## Goal
Reproduce, word for word and in full, the passage below on visiting the Bolivian Amazon.

## Source extract
>>>>>

Why visit the Amazon in Bolivia?
Although it’s not the first image that springs to mind when we think of Bolivia, vast swathes of the country are tropical. In fact, the Bolivian Amazon is considered to be one of our planet’s most biodiverse regions.
Whether your interest is seeing wildlife in their natural habitat, visiting a traditional community or discovering ayahuasca, the Bolivian Amazon is the destination for you. Prices of tours and trips are also highly competitive in comparison with neighbouring countries. As the gateway to this region, the information here will mainly focus on Rurrenabaque and its surrounding areas.
Sights and activities in Rurrenabaque
Rurrenabaque moves more to the hum of motorbike engines than the rhythms of the surrounding jungle. Known for its hammock scene, it does offer some appealing activities between tours.
Perched on a hill above the town, the mirador provides views of Rurrenabaque and the nearby jungle. Although it’s a steep climb to the top, it’s still possible to walk this in about 30 minutes. However, in the heat of steamy Rurrenabaque, you may prefer to take a motorbike. I negotiated a 20 boliviano return trip with a driver who waited for me to look around and take photos in July 2015. Even if I speak Spanish, you may be better at haggling than I am!

<<<<<

## Supplied records
>>>>>

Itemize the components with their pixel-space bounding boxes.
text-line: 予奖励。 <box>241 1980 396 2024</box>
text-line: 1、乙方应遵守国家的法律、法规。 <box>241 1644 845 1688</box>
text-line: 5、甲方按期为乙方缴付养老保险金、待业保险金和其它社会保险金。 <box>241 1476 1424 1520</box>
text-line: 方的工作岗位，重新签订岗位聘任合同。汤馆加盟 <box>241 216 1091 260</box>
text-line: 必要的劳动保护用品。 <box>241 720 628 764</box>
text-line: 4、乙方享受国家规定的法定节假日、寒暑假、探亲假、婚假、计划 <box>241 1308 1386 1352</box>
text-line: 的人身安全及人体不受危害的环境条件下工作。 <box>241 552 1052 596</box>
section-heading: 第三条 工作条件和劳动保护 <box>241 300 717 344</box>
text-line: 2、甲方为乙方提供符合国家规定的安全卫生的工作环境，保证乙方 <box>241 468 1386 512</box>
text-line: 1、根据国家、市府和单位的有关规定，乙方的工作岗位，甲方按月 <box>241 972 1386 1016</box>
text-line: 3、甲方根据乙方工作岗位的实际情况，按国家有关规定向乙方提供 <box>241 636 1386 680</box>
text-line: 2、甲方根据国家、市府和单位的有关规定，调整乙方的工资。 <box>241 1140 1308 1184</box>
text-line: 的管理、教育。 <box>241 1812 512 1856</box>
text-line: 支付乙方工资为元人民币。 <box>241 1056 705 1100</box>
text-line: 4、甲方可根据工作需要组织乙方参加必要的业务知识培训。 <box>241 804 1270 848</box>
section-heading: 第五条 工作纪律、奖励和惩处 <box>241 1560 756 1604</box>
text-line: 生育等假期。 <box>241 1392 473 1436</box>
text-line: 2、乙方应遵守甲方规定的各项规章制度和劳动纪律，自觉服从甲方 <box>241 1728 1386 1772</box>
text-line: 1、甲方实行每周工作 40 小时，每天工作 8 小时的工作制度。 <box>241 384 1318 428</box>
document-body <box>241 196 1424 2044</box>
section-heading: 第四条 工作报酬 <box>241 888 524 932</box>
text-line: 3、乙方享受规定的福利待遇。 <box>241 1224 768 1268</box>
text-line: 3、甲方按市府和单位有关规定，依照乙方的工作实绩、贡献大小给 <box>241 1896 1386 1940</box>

<<<<<

## Written solution
Why visit the Amazon in Bolivia?
Although it’s not the first image that springs to mind when we think of Bolivia, vast swathes of the country are tropical. In fact, the Bolivian Amazon is considered to be one of our planet’s most biodiverse regions.
Whether your interest is seeing wildlife in their natural habitat, visiting a traditional community or discovering ayahuasca, the Bolivian Amazon is the destination for you. Prices of tours and trips are also highly competitive in comparison with neighbouring countries. As the gateway to this region, the information here will mainly focus on Rurrenabaque and its surrounding areas.
Sights and activities in Rurrenabaque
Rurrenabaque moves more to the hum of motorbike engines than the rhythms of the surrounding jungle. Known for its hammock scene, it does offer some appealing activities between tours.
Perched on a hill above the town, the mirador provides views of Rurrenabaque and the nearby jungle. Although it’s a steep climb to the top, it’s still possible to walk this in about 30 minutes. However, in the heat of steamy Rurrenabaque, you may prefer to take a motorbike. I negotiated a 20 boliviano return trip with a driver who waited for me to look around and take photos in July 2015. Even if I speak Spanish, you may be better at haggling than I am!